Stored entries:
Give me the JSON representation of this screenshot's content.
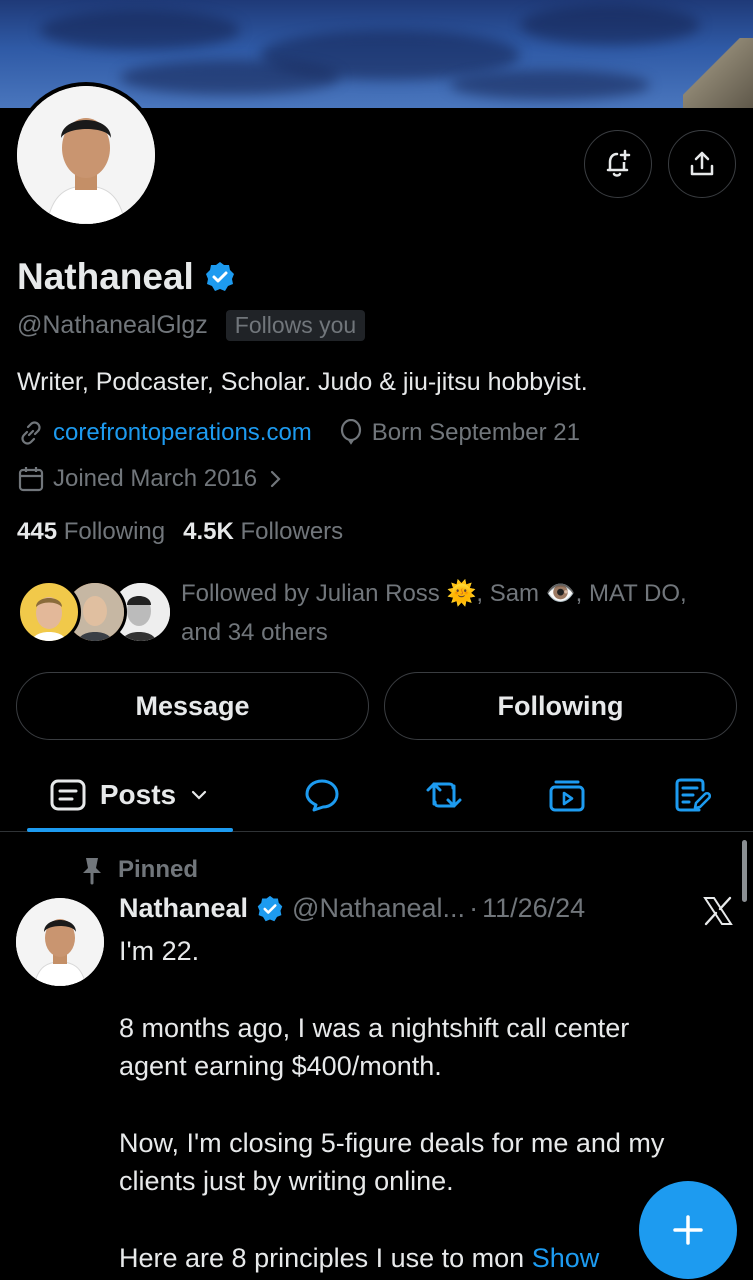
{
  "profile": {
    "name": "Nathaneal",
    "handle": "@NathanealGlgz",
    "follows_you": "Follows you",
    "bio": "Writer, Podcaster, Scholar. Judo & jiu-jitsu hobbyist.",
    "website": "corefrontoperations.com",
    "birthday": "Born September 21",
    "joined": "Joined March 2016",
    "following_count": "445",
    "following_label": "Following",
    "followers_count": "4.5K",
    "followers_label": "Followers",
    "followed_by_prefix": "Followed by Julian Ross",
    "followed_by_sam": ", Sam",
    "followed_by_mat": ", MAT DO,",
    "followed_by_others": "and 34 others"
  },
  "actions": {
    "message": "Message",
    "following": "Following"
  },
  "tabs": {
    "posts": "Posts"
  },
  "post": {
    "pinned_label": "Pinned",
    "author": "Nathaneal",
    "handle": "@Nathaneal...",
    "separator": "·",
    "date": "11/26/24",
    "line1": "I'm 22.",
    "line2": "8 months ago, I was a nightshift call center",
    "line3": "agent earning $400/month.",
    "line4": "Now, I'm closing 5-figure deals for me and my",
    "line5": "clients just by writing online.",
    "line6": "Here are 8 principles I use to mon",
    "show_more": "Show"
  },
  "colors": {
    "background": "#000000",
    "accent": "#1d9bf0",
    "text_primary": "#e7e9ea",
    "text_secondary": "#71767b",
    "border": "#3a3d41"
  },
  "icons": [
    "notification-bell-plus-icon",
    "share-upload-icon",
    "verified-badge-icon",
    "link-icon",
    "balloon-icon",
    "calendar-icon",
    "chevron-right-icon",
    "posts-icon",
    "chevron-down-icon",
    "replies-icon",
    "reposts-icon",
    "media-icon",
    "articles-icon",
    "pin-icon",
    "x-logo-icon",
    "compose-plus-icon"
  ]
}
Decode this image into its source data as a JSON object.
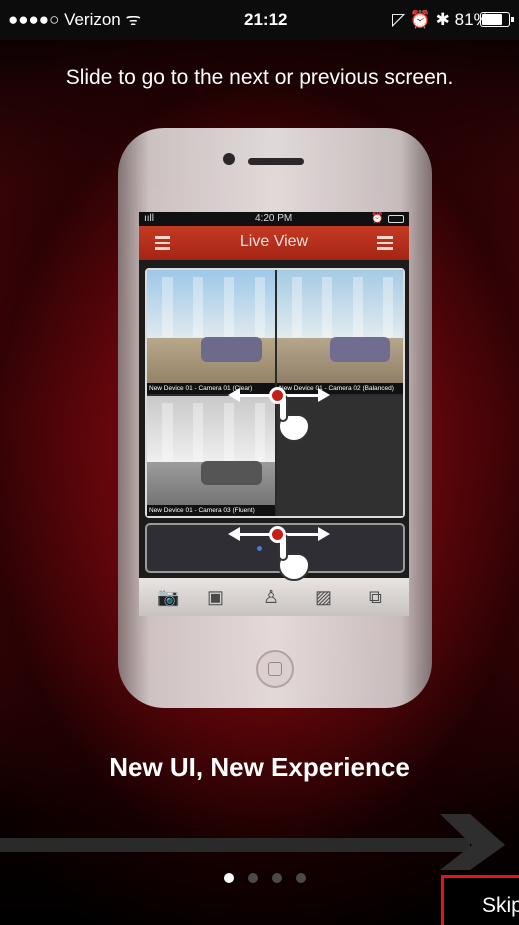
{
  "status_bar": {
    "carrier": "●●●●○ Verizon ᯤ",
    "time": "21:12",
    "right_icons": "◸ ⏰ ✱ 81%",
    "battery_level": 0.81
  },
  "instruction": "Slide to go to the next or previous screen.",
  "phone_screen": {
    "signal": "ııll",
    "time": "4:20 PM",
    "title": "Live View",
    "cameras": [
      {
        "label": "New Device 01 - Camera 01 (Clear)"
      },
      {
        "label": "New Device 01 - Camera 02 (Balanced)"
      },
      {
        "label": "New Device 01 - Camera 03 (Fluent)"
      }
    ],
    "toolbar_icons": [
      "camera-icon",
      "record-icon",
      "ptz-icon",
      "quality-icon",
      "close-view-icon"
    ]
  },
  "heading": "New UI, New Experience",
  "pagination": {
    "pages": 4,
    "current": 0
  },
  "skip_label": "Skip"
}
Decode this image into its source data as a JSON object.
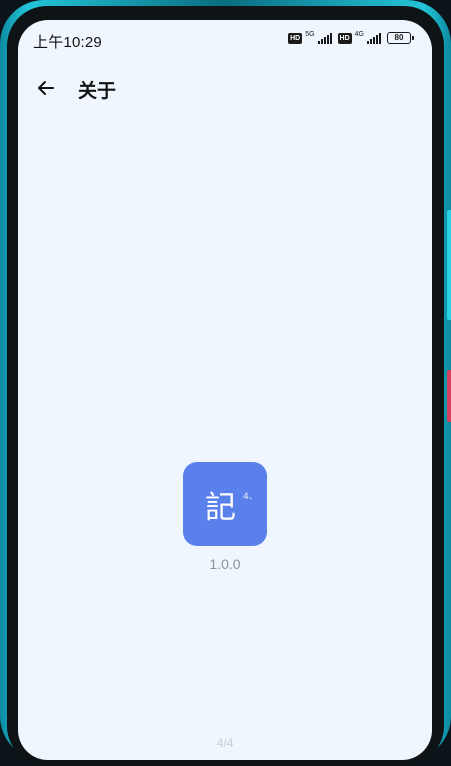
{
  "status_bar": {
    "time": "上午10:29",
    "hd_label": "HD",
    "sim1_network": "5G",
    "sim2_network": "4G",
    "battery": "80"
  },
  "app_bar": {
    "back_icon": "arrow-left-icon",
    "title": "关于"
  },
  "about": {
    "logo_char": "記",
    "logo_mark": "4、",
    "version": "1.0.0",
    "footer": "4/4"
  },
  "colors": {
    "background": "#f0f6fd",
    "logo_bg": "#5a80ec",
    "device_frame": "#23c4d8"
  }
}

■ **To be done**
Each line above that holds the string "chevron" should be copied and shown.

■ **Full answer**
    "chevron-right-icon",
    "chevron-down-icon",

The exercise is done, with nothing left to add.